### RAW DATA:
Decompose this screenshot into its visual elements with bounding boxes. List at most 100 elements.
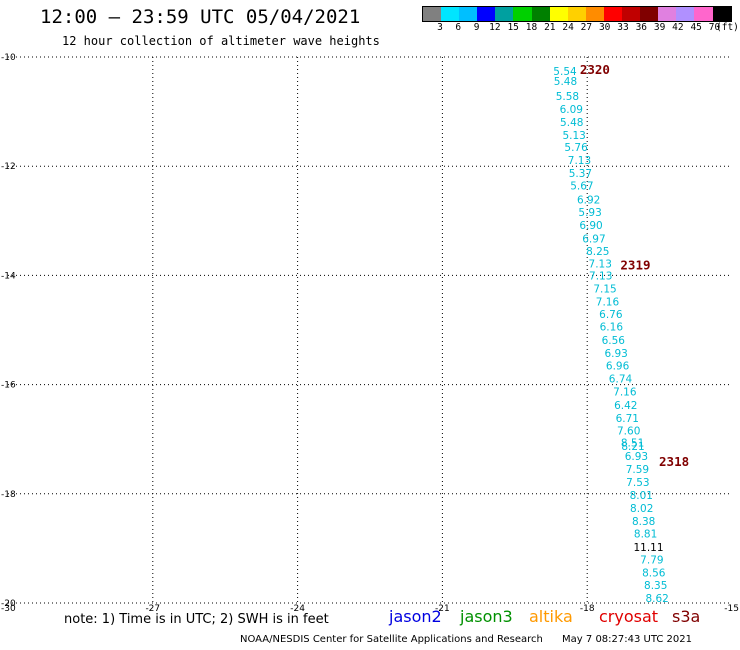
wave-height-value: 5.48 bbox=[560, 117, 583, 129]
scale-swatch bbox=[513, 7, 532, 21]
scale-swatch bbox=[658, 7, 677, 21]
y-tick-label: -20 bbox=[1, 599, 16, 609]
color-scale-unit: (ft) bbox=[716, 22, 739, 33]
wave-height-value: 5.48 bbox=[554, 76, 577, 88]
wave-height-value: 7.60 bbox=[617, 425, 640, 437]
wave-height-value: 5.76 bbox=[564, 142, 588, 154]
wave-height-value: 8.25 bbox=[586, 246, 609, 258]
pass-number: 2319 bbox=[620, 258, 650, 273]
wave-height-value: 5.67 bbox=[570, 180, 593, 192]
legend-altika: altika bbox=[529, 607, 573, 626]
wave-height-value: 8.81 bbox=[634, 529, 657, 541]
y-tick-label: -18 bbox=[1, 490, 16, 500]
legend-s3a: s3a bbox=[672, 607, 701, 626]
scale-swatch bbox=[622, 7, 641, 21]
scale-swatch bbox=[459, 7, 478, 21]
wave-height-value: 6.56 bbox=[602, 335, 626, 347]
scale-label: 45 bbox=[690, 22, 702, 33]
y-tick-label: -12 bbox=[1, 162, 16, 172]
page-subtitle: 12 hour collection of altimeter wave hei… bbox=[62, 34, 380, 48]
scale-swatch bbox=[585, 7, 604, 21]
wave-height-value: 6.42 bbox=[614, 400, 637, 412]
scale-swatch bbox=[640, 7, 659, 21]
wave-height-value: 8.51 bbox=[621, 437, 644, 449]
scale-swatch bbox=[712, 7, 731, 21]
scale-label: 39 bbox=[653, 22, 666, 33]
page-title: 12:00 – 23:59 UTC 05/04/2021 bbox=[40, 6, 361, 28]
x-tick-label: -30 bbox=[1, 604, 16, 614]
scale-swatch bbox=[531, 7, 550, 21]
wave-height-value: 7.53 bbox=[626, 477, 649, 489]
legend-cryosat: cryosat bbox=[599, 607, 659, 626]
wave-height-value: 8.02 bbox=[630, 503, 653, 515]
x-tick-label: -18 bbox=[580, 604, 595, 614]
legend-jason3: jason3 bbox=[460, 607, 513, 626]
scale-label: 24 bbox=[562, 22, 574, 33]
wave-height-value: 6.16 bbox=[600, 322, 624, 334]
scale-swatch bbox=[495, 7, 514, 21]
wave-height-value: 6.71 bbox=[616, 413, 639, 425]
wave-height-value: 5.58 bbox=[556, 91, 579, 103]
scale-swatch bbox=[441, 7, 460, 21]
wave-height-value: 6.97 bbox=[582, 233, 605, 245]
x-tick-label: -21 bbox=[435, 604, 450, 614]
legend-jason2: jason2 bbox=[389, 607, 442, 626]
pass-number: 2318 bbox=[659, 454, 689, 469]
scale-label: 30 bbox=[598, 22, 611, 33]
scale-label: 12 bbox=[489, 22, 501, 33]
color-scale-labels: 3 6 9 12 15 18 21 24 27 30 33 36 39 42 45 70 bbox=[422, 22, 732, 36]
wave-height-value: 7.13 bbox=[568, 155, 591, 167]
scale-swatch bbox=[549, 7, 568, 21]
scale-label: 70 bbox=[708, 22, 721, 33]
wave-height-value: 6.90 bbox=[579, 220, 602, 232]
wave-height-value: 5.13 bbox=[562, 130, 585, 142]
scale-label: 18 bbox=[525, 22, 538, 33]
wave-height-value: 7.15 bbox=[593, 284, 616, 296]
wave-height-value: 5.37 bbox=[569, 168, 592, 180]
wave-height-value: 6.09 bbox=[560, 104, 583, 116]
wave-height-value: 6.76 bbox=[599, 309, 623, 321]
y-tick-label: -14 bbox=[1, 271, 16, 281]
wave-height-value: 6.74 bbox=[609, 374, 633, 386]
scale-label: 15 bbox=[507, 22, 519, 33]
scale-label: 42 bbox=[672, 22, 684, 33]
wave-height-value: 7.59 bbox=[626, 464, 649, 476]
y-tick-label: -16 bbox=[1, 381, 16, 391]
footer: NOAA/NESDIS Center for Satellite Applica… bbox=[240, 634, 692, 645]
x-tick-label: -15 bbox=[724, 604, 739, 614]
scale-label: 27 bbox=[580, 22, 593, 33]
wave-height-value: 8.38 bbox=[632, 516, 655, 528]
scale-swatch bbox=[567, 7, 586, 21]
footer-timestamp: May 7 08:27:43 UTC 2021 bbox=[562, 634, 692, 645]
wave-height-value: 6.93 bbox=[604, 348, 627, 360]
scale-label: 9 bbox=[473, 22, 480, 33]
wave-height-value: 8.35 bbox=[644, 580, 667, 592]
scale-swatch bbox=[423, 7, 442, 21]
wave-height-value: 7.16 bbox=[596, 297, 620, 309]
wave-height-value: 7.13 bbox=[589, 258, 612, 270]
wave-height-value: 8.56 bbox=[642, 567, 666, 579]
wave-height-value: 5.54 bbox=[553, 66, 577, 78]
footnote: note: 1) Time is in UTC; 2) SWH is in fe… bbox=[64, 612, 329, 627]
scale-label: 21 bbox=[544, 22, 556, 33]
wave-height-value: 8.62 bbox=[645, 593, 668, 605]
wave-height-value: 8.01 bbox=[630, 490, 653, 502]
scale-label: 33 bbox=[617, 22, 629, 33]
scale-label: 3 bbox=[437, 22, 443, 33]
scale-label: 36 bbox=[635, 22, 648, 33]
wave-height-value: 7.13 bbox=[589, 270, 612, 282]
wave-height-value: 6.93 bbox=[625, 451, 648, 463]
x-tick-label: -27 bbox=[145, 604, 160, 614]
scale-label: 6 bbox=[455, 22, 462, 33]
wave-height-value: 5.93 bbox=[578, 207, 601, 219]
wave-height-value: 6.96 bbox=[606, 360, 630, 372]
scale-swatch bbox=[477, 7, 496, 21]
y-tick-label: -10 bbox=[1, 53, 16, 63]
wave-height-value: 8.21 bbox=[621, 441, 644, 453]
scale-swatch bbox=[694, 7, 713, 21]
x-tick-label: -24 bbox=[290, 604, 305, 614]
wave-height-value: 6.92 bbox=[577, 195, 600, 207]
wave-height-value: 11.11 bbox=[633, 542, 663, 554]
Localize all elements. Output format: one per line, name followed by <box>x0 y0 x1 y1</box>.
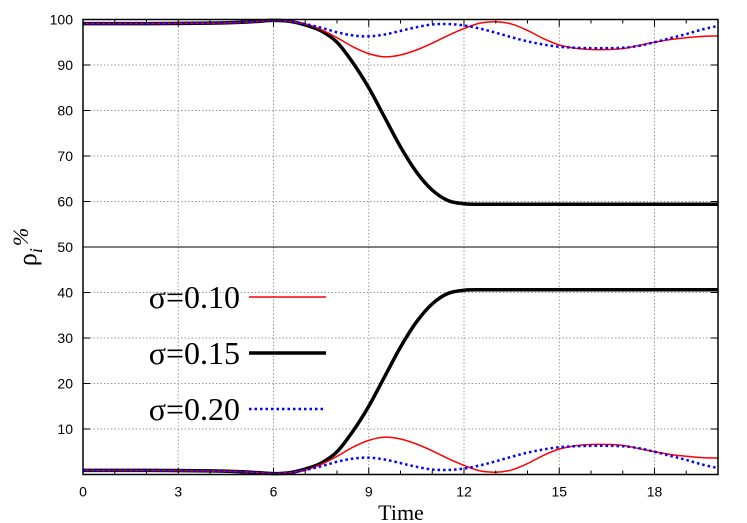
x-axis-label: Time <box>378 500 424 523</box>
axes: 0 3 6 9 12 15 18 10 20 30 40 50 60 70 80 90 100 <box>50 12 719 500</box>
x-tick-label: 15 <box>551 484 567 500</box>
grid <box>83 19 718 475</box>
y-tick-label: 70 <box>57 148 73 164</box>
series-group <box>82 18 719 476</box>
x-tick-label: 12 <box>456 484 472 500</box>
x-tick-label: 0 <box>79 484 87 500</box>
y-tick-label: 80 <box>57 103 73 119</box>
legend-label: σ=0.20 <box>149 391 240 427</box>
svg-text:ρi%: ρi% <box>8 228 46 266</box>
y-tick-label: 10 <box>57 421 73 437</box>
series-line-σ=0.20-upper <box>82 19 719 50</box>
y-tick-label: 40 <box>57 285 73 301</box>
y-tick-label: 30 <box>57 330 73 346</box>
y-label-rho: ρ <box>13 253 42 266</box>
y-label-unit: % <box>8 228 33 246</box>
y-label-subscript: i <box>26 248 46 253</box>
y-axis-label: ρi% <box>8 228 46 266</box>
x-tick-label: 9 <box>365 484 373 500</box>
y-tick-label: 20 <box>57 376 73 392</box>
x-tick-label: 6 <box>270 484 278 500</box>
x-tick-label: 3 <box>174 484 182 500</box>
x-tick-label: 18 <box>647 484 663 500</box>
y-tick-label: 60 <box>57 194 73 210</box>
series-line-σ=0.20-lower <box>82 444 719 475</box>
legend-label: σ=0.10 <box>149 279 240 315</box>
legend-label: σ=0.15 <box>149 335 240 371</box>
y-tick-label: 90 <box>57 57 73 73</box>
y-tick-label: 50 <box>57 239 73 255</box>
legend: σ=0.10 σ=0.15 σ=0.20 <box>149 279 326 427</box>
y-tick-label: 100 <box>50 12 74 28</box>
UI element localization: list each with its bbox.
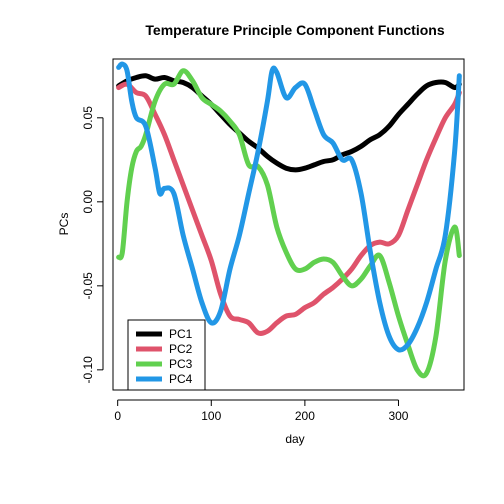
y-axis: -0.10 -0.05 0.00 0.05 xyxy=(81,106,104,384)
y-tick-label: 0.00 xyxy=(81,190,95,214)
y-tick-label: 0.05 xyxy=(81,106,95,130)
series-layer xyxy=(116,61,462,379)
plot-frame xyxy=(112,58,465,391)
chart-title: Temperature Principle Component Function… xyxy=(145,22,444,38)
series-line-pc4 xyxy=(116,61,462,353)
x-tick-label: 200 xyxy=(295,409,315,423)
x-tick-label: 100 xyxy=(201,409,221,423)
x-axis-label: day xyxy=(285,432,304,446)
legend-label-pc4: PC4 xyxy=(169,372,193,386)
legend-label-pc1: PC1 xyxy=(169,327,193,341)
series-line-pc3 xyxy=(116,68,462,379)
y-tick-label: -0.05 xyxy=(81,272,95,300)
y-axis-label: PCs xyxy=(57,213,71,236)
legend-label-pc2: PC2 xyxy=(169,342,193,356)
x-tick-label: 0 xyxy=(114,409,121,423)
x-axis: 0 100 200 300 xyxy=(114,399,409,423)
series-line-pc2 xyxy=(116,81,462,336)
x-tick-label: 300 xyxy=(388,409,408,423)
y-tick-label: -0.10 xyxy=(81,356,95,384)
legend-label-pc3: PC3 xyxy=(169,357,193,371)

### PROBLEM STATEMENT:
Render the item lines above as a JSON array of strings, one string per line. Begin at the line that has "wave-height-value: 5.48 bbox=[560, 117, 583, 129]" and stop after the line that has "wave-height-value: 7.60 bbox=[617, 425, 640, 437]", omitting any blank lines.

### SOLUTION FOR THIS EXERCISE:
[
  "wave-height-value: 5.48 bbox=[560, 117, 583, 129]",
  "scale-swatch bbox=[513, 7, 532, 21]",
  "scale-swatch bbox=[658, 7, 677, 21]",
  "y-tick-label: -20 bbox=[1, 599, 16, 609]",
  "color-scale-unit: (ft) bbox=[716, 22, 739, 33]",
  "wave-height-value: 5.48 bbox=[554, 76, 577, 88]",
  "wave-height-value: 7.60 bbox=[617, 425, 640, 437]"
]